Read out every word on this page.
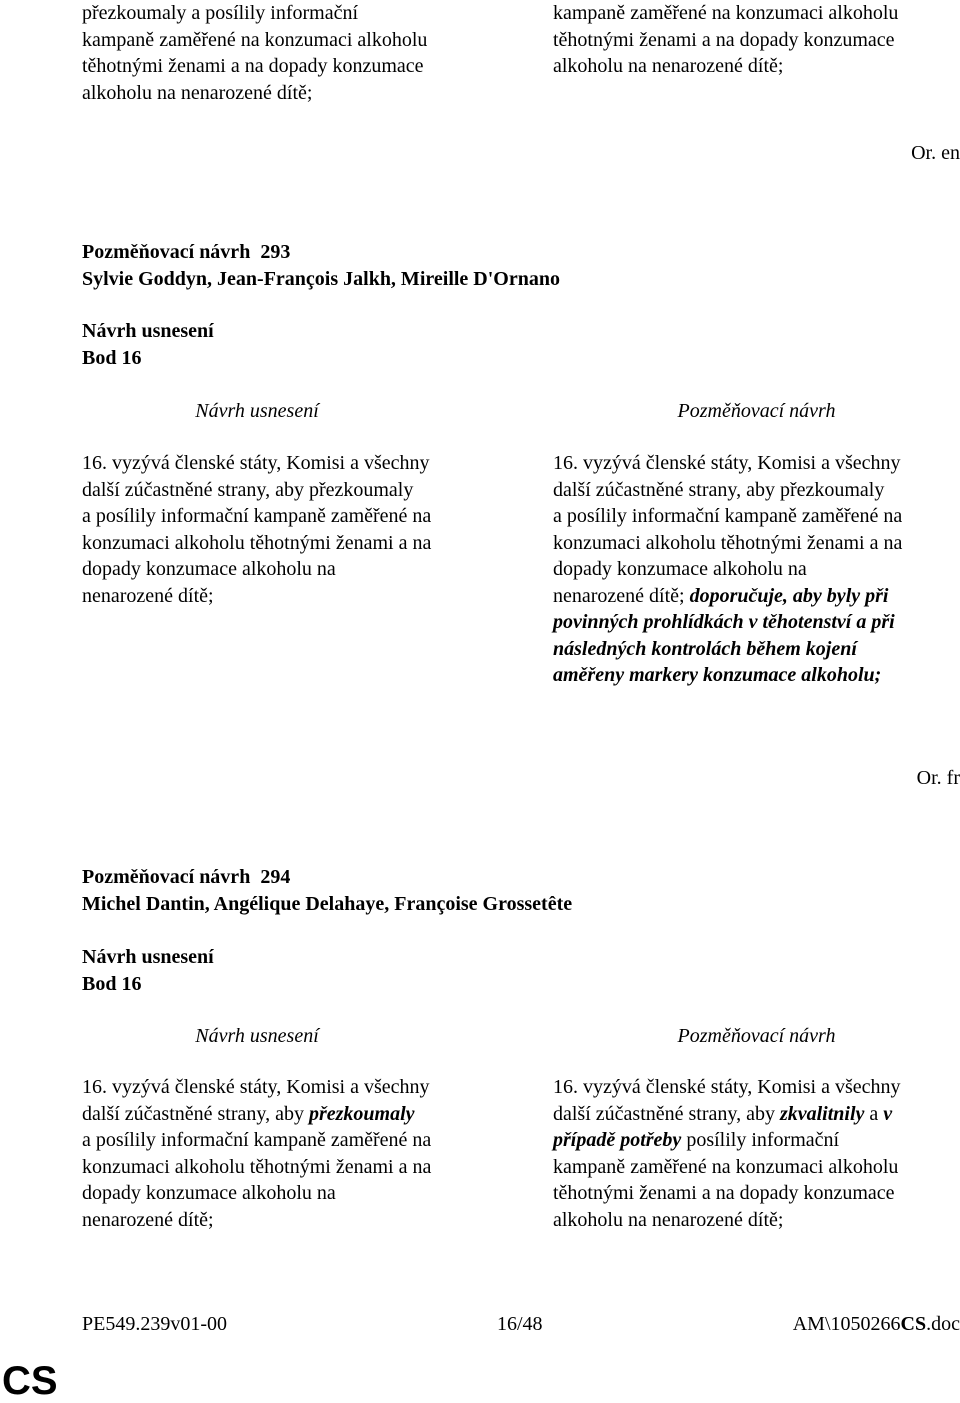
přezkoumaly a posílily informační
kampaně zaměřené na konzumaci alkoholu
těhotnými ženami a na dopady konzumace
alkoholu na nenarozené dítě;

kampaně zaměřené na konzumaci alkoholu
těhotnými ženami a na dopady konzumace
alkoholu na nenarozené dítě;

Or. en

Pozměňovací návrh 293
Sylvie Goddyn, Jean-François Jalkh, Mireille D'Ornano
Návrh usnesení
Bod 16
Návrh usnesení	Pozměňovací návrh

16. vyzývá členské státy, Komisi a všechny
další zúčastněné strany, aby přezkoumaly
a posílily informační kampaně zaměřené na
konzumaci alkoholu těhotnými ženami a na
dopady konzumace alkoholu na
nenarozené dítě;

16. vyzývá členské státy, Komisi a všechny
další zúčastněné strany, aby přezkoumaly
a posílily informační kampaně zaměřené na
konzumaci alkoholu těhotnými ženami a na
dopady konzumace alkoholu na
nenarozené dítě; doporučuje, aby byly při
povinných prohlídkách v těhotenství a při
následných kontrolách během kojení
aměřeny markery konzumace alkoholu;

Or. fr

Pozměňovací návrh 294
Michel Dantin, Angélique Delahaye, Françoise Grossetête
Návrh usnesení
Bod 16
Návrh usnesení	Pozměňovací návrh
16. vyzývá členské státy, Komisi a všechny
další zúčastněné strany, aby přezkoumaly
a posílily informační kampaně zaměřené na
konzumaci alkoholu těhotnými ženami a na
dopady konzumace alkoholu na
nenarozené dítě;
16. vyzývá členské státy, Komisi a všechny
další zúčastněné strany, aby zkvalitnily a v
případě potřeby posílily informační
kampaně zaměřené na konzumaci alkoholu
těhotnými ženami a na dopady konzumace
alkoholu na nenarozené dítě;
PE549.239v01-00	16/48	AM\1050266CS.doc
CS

▶ _Written problem_
Reproduce the full material exactly, excluding the pictures.

▶ _Exercise response_
Read out every word on this page.
přezkoumaly a posílily informační
kampaně zaměřené na konzumaci alkoholu
těhotnými ženami a na dopady konzumace
alkoholu na nenarozené dítě;

kampaně zaměřené na konzumaci alkoholu
těhotnými ženami a na dopady konzumace
alkoholu na nenarozené dítě;

Or. en

Pozměňovací návrh 293
Sylvie Goddyn, Jean-François Jalkh, Mireille D'Ornano
Návrh usnesení
Bod 16
Návrh usnesení	Pozměňovací návrh

16. vyzývá členské státy, Komisi a všechny
další zúčastněné strany, aby přezkoumaly
a posílily informační kampaně zaměřené na
konzumaci alkoholu těhotnými ženami a na
dopady konzumace alkoholu na
nenarozené dítě;

16. vyzývá členské státy, Komisi a všechny
další zúčastněné strany, aby přezkoumaly
a posílily informační kampaně zaměřené na
konzumaci alkoholu těhotnými ženami a na
dopady konzumace alkoholu na
nenarozené dítě; doporučuje, aby byly při
povinných prohlídkách v těhotenství a při
následných kontrolách během kojení
aměřeny markery konzumace alkoholu;

Or. fr

Pozměňovací návrh 294
Michel Dantin, Angélique Delahaye, Françoise Grossetête
Návrh usnesení
Bod 16
Návrh usnesení	Pozměňovací návrh
16. vyzývá členské státy, Komisi a všechny
další zúčastněné strany, aby přezkoumaly
a posílily informační kampaně zaměřené na
konzumaci alkoholu těhotnými ženami a na
dopady konzumace alkoholu na
nenarozené dítě;
16. vyzývá členské státy, Komisi a všechny
další zúčastněné strany, aby zkvalitnily a v
případě potřeby posílily informační
kampaně zaměřené na konzumaci alkoholu
těhotnými ženami a na dopady konzumace
alkoholu na nenarozené dítě;
PE549.239v01-00	16/48	AM\1050266CS.doc
CS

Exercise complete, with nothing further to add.